** BEGIN **
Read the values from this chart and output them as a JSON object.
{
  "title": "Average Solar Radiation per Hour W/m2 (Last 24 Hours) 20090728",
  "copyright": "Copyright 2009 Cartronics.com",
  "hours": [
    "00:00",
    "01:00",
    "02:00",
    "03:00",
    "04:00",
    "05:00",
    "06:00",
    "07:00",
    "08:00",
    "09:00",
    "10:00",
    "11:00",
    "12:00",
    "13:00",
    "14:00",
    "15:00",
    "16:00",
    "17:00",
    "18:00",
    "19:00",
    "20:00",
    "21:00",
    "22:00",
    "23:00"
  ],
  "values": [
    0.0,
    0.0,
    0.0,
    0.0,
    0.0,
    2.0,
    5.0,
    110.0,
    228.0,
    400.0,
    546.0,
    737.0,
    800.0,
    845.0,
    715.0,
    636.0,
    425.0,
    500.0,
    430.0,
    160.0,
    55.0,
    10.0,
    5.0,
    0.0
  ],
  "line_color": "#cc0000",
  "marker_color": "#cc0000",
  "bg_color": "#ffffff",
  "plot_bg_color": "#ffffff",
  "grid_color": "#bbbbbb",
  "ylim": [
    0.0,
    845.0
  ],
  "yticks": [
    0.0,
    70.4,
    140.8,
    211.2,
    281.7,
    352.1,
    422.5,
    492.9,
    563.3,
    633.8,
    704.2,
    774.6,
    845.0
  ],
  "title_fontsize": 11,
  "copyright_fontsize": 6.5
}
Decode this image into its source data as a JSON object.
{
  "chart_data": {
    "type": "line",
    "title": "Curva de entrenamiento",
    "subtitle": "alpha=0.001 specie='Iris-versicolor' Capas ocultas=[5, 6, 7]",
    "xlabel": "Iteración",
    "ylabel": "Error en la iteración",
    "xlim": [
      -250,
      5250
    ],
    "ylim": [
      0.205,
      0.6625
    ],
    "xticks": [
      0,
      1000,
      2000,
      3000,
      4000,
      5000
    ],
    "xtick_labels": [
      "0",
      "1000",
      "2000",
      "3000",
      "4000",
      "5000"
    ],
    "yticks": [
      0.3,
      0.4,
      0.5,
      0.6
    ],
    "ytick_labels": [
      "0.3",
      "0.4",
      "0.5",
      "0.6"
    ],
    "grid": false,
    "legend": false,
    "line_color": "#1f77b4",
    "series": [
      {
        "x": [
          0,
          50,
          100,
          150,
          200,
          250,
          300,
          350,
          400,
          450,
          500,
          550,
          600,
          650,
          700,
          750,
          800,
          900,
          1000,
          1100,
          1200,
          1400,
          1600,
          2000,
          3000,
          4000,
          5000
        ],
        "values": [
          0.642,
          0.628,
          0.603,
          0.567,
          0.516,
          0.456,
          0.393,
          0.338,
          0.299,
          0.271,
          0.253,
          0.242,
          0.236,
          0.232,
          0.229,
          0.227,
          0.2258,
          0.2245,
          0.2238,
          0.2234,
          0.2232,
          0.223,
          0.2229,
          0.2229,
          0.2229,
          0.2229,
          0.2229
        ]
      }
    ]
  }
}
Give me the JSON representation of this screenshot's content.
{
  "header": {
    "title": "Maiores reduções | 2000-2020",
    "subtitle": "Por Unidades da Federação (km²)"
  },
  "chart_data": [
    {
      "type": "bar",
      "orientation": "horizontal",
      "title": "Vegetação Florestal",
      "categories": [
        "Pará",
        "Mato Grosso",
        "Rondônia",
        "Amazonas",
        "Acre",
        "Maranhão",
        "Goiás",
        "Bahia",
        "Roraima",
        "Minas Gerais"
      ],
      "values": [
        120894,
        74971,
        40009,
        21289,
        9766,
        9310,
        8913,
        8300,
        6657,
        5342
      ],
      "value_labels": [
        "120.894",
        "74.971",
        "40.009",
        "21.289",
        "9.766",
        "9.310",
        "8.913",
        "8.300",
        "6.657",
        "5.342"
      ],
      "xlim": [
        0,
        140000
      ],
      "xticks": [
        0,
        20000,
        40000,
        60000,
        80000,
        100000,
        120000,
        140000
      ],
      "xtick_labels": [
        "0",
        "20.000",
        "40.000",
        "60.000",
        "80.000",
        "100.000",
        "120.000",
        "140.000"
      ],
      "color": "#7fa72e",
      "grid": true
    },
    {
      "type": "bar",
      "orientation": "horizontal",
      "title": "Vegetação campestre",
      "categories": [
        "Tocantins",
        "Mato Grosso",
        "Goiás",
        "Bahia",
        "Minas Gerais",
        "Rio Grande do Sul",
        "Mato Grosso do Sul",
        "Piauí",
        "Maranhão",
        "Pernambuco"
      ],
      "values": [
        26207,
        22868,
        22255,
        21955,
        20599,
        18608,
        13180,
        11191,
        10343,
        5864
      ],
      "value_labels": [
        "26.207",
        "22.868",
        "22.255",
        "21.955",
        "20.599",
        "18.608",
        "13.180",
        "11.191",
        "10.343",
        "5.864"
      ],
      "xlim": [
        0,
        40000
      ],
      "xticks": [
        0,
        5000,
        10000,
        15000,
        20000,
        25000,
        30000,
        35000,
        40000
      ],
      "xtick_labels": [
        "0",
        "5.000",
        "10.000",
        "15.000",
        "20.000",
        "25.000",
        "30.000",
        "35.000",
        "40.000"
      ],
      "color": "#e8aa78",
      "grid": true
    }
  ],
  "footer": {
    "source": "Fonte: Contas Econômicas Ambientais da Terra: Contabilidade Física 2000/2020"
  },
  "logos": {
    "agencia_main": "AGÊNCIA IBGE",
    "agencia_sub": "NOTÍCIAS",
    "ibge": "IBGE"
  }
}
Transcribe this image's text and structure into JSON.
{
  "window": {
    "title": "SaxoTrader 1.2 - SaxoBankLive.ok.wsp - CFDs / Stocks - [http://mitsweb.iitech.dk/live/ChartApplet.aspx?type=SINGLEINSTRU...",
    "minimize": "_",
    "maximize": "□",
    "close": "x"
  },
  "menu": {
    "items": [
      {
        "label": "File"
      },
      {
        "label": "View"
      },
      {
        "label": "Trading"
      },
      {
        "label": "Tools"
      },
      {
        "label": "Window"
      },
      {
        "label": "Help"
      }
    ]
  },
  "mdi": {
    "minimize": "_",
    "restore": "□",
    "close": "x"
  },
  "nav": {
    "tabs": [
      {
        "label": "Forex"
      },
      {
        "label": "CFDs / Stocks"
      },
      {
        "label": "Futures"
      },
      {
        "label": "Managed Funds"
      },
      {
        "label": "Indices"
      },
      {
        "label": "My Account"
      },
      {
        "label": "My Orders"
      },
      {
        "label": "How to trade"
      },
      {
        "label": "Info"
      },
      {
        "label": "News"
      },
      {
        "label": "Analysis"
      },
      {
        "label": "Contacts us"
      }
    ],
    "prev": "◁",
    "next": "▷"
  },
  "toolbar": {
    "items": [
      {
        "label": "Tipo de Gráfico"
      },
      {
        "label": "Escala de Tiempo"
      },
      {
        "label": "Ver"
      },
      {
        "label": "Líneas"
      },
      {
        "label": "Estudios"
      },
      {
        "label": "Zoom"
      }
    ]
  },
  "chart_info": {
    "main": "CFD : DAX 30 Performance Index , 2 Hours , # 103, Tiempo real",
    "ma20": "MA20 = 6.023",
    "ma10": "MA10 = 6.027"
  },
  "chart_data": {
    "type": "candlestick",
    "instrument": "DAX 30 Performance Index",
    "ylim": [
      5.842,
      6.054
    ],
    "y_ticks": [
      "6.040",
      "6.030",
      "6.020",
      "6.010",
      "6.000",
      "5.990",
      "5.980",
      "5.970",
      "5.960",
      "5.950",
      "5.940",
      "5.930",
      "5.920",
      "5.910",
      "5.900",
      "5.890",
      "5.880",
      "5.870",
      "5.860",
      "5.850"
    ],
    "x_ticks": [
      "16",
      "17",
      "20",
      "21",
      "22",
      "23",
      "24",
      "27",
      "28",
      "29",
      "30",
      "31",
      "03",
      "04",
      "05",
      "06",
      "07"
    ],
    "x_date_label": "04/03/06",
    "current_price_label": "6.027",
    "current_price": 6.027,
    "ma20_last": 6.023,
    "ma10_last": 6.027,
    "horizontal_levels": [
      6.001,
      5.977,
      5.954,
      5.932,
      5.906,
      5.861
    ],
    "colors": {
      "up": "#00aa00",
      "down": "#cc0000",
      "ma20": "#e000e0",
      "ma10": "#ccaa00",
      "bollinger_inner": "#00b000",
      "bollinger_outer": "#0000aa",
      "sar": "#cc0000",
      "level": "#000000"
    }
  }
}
** END **
### Given request
Find the word "IBGE" in the material, then list each line that holds it.

### Task solution
    "agencia_main": "AGÊNCIA IBGE",
    "ibge": "IBGE"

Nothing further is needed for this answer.